Exercise aim
Find all lines in the listing that include the word "should", then copy them.

Stored dataset items:
+===+
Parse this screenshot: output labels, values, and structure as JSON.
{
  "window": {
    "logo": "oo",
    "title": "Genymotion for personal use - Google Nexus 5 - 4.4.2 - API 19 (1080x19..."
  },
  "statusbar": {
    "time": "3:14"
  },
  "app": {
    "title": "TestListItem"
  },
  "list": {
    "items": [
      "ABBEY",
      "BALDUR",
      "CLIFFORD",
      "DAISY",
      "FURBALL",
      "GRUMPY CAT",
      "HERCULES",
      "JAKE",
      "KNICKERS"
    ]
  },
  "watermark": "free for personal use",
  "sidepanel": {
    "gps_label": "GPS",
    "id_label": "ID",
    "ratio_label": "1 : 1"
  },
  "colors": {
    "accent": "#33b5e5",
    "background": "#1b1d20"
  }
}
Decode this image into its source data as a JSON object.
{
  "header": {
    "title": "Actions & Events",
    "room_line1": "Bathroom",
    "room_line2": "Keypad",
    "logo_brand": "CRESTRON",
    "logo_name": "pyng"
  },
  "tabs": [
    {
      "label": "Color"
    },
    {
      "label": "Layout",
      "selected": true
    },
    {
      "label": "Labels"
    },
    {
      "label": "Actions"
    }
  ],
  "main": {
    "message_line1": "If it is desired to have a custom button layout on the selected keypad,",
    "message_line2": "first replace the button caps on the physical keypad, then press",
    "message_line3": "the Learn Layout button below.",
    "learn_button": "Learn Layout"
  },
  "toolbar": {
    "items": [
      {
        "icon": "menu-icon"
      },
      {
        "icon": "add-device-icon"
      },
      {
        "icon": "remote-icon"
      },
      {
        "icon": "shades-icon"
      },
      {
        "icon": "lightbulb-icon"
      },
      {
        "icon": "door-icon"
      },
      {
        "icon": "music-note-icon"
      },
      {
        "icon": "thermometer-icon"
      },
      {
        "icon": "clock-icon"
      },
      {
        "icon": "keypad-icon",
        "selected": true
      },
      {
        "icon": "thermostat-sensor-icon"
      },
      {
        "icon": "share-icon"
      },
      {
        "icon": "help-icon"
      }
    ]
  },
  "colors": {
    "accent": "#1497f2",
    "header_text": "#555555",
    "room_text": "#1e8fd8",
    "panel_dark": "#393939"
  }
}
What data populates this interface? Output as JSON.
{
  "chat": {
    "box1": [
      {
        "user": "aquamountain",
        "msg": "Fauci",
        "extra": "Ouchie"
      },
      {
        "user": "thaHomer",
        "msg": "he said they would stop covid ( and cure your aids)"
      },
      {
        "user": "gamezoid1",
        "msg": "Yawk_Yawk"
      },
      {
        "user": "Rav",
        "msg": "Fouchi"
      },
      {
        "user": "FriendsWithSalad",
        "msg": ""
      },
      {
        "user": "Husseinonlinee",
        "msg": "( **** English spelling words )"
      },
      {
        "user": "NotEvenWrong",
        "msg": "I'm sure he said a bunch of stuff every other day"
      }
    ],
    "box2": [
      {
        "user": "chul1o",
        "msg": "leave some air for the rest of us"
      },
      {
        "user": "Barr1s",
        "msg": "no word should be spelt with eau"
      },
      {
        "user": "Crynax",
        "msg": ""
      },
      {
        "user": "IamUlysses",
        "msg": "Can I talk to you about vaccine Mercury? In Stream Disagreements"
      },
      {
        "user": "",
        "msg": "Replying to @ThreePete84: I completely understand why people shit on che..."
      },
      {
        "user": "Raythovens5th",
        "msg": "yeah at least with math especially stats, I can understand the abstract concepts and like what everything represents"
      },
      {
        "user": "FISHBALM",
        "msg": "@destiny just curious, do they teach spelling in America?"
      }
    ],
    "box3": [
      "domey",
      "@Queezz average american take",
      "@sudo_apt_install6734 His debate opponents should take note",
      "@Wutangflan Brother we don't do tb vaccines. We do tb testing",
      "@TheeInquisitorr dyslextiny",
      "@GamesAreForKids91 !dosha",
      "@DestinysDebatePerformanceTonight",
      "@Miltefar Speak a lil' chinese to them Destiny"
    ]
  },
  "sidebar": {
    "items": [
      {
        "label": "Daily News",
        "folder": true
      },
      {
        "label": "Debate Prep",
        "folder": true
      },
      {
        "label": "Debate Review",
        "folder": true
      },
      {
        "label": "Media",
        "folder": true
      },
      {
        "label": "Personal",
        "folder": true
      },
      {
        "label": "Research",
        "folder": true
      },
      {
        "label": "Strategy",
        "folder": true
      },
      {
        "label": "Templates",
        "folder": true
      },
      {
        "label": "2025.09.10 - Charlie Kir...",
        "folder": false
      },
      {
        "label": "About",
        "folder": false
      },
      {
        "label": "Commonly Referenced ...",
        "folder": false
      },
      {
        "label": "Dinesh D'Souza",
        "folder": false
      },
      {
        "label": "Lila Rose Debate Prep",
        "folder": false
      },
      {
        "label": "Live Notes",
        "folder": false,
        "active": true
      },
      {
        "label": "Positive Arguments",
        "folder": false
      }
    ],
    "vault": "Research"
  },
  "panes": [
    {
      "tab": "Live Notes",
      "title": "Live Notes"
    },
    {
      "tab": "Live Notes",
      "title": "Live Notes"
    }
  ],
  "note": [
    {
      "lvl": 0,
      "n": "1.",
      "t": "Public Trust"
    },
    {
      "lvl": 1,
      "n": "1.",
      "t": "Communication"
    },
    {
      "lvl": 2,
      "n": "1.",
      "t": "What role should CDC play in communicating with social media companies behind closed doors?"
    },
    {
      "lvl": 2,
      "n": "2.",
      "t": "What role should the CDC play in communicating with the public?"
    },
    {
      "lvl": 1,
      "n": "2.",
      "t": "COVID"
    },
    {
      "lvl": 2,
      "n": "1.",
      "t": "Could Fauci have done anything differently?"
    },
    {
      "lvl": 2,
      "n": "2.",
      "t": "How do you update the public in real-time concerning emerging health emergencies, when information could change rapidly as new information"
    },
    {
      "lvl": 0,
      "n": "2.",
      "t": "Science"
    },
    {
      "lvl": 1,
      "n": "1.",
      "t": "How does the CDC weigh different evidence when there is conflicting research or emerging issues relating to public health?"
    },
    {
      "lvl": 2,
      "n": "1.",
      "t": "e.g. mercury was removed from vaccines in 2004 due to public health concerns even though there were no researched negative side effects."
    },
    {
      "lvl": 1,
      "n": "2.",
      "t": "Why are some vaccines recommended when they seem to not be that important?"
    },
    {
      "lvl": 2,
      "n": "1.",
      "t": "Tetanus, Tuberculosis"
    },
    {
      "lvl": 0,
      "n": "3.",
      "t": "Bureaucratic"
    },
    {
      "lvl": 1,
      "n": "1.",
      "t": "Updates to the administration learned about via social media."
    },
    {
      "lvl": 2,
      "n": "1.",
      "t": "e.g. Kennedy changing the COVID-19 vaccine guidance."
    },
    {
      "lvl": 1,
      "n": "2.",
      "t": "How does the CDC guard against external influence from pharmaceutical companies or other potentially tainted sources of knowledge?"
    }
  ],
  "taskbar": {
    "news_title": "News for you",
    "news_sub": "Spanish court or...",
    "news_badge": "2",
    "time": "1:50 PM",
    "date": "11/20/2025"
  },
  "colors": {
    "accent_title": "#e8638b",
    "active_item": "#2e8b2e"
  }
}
+===+
Reply to the exercise
        "msg": "no word should be spelt with eau"
      "@sudo_apt_install6734 His debate opponents should take note",
      "t": "What role should CDC play in communicating with social media companies behind closed doors?"
      "t": "What role should the CDC play in communicating with the public?"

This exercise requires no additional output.